■ Set task ■
Return a copy of each line that holds the string "холода".

■ Data in this exercise ■
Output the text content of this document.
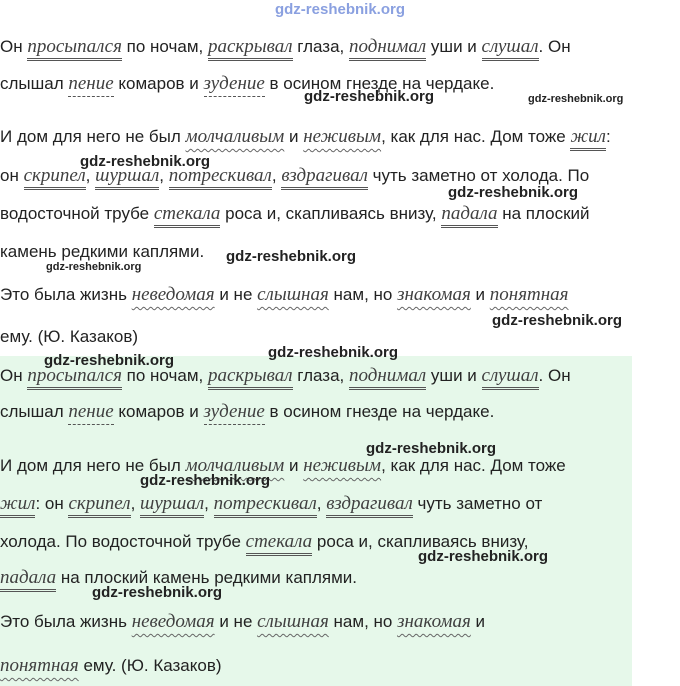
gdz-reshebnik.org
Он просыпался по ночам, раскрывал глаза, поднимал уши и слушал. Он
слышал пение комаров и зудение в осином гнезде на чердаке.
И дом для него не был молчаливым и неживым, как для нас. Дом тоже жил:
он скрипел, шуршал, потрескивал, вздрагивал чуть заметно от холода. По
водосточной трубе стекала роса и, скапливаясь внизу, падала на плоский
камень редкими каплями.
Это была жизнь неведомая и не слышная нам, но знакомая и понятная
ему. (Ю. Казаков)
Он просыпался по ночам, раскрывал глаза, поднимал уши и слушал. Он
слышал пение комаров и зудение в осином гнезде на чердаке.
И дом для него не был молчаливым и неживым, как для нас. Дом тоже
жил: он скрипел, шуршал, потрескивал, вздрагивал чуть заметно от
холода. По водосточной трубе стекала роса и, скапливаясь внизу,
падала на плоский камень редкими каплями.
Это была жизнь неведомая и не слышная нам, но знакомая и
понятная ему. (Ю. Казаков)
gdz-reshebnik.org	gdz-reshebnik.org
gdz-reshebnik.org
gdz-reshebnik.org
gdz-reshebnik.org
gdz-reshebnik.org
gdz-reshebnik.org
gdz-reshebnik.org
gdz-reshebnik.org
gdz-reshebnik.org
gdz-reshebnik.org
gdz-reshebnik.org
gdz-reshebnik.org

■ In response ■
он скрипел, шуршал, потрескивал, вздрагивал чуть заметно от холода. По
холода. По водосточной трубе стекала роса и, скапливаясь внизу,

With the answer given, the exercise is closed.